[Figure record listings]
** Start **

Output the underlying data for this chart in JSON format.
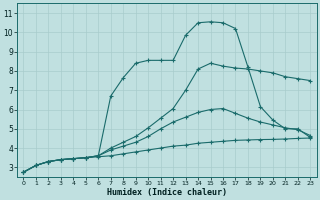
{
  "background_color": "#c0e0e0",
  "grid_color": "#a8cccc",
  "line_color": "#1a6b6b",
  "xlabel": "Humidex (Indice chaleur)",
  "xlim": [
    -0.5,
    23.5
  ],
  "ylim": [
    2.5,
    11.5
  ],
  "xticks": [
    0,
    1,
    2,
    3,
    4,
    5,
    6,
    7,
    8,
    9,
    10,
    11,
    12,
    13,
    14,
    15,
    16,
    17,
    18,
    19,
    20,
    21,
    22,
    23
  ],
  "yticks": [
    3,
    4,
    5,
    6,
    7,
    8,
    9,
    10,
    11
  ],
  "line1_x": [
    0,
    1,
    2,
    3,
    4,
    5,
    6,
    7,
    8,
    9,
    10,
    11,
    12,
    13,
    14,
    15,
    16,
    17,
    18,
    19,
    20,
    21,
    22,
    23
  ],
  "line1_y": [
    2.75,
    3.1,
    3.3,
    3.4,
    3.45,
    3.5,
    3.55,
    3.6,
    3.7,
    3.8,
    3.9,
    4.0,
    4.1,
    4.15,
    4.25,
    4.3,
    4.35,
    4.4,
    4.42,
    4.44,
    4.45,
    4.47,
    4.5,
    4.52
  ],
  "line2_x": [
    0,
    1,
    2,
    3,
    4,
    5,
    6,
    7,
    8,
    9,
    10,
    11,
    12,
    13,
    14,
    15,
    16,
    17,
    18,
    19,
    20,
    21,
    22,
    23
  ],
  "line2_y": [
    2.75,
    3.1,
    3.3,
    3.4,
    3.45,
    3.5,
    3.6,
    3.9,
    4.1,
    4.3,
    4.6,
    5.0,
    5.35,
    5.6,
    5.85,
    6.0,
    6.05,
    5.8,
    5.55,
    5.35,
    5.2,
    5.05,
    4.95,
    4.65
  ],
  "line3_x": [
    0,
    1,
    2,
    3,
    4,
    5,
    6,
    7,
    8,
    9,
    10,
    11,
    12,
    13,
    14,
    15,
    16,
    17,
    18,
    19,
    20,
    21,
    22,
    23
  ],
  "line3_y": [
    2.75,
    3.1,
    3.3,
    3.4,
    3.45,
    3.5,
    3.6,
    4.0,
    4.3,
    4.6,
    5.05,
    5.55,
    6.05,
    7.0,
    8.1,
    8.4,
    8.25,
    8.15,
    8.1,
    8.0,
    7.9,
    7.7,
    7.6,
    7.5
  ],
  "line4_x": [
    0,
    1,
    2,
    3,
    4,
    5,
    6,
    7,
    8,
    9,
    10,
    11,
    12,
    13,
    14,
    15,
    16,
    17,
    18,
    19,
    20,
    21,
    22,
    23
  ],
  "line4_y": [
    2.75,
    3.1,
    3.3,
    3.4,
    3.45,
    3.5,
    3.6,
    6.7,
    7.65,
    8.4,
    8.55,
    8.55,
    8.55,
    9.85,
    10.5,
    10.55,
    10.5,
    10.2,
    8.2,
    6.15,
    5.45,
    5.0,
    5.0,
    4.55
  ]
}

** End **

Leave out the pictures and transcribe the entries above exactly.

● Final result:
Output the underlying data for this chart in JSON format.
{
  "background_color": "#c0e0e0",
  "grid_color": "#a8cccc",
  "line_color": "#1a6b6b",
  "xlabel": "Humidex (Indice chaleur)",
  "xlim": [
    -0.5,
    23.5
  ],
  "ylim": [
    2.5,
    11.5
  ],
  "xticks": [
    0,
    1,
    2,
    3,
    4,
    5,
    6,
    7,
    8,
    9,
    10,
    11,
    12,
    13,
    14,
    15,
    16,
    17,
    18,
    19,
    20,
    21,
    22,
    23
  ],
  "yticks": [
    3,
    4,
    5,
    6,
    7,
    8,
    9,
    10,
    11
  ],
  "line1_x": [
    0,
    1,
    2,
    3,
    4,
    5,
    6,
    7,
    8,
    9,
    10,
    11,
    12,
    13,
    14,
    15,
    16,
    17,
    18,
    19,
    20,
    21,
    22,
    23
  ],
  "line1_y": [
    2.75,
    3.1,
    3.3,
    3.4,
    3.45,
    3.5,
    3.55,
    3.6,
    3.7,
    3.8,
    3.9,
    4.0,
    4.1,
    4.15,
    4.25,
    4.3,
    4.35,
    4.4,
    4.42,
    4.44,
    4.45,
    4.47,
    4.5,
    4.52
  ],
  "line2_x": [
    0,
    1,
    2,
    3,
    4,
    5,
    6,
    7,
    8,
    9,
    10,
    11,
    12,
    13,
    14,
    15,
    16,
    17,
    18,
    19,
    20,
    21,
    22,
    23
  ],
  "line2_y": [
    2.75,
    3.1,
    3.3,
    3.4,
    3.45,
    3.5,
    3.6,
    3.9,
    4.1,
    4.3,
    4.6,
    5.0,
    5.35,
    5.6,
    5.85,
    6.0,
    6.05,
    5.8,
    5.55,
    5.35,
    5.2,
    5.05,
    4.95,
    4.65
  ],
  "line3_x": [
    0,
    1,
    2,
    3,
    4,
    5,
    6,
    7,
    8,
    9,
    10,
    11,
    12,
    13,
    14,
    15,
    16,
    17,
    18,
    19,
    20,
    21,
    22,
    23
  ],
  "line3_y": [
    2.75,
    3.1,
    3.3,
    3.4,
    3.45,
    3.5,
    3.6,
    4.0,
    4.3,
    4.6,
    5.05,
    5.55,
    6.05,
    7.0,
    8.1,
    8.4,
    8.25,
    8.15,
    8.1,
    8.0,
    7.9,
    7.7,
    7.6,
    7.5
  ],
  "line4_x": [
    0,
    1,
    2,
    3,
    4,
    5,
    6,
    7,
    8,
    9,
    10,
    11,
    12,
    13,
    14,
    15,
    16,
    17,
    18,
    19,
    20,
    21,
    22,
    23
  ],
  "line4_y": [
    2.75,
    3.1,
    3.3,
    3.4,
    3.45,
    3.5,
    3.6,
    6.7,
    7.65,
    8.4,
    8.55,
    8.55,
    8.55,
    9.85,
    10.5,
    10.55,
    10.5,
    10.2,
    8.2,
    6.15,
    5.45,
    5.0,
    5.0,
    4.55
  ]
}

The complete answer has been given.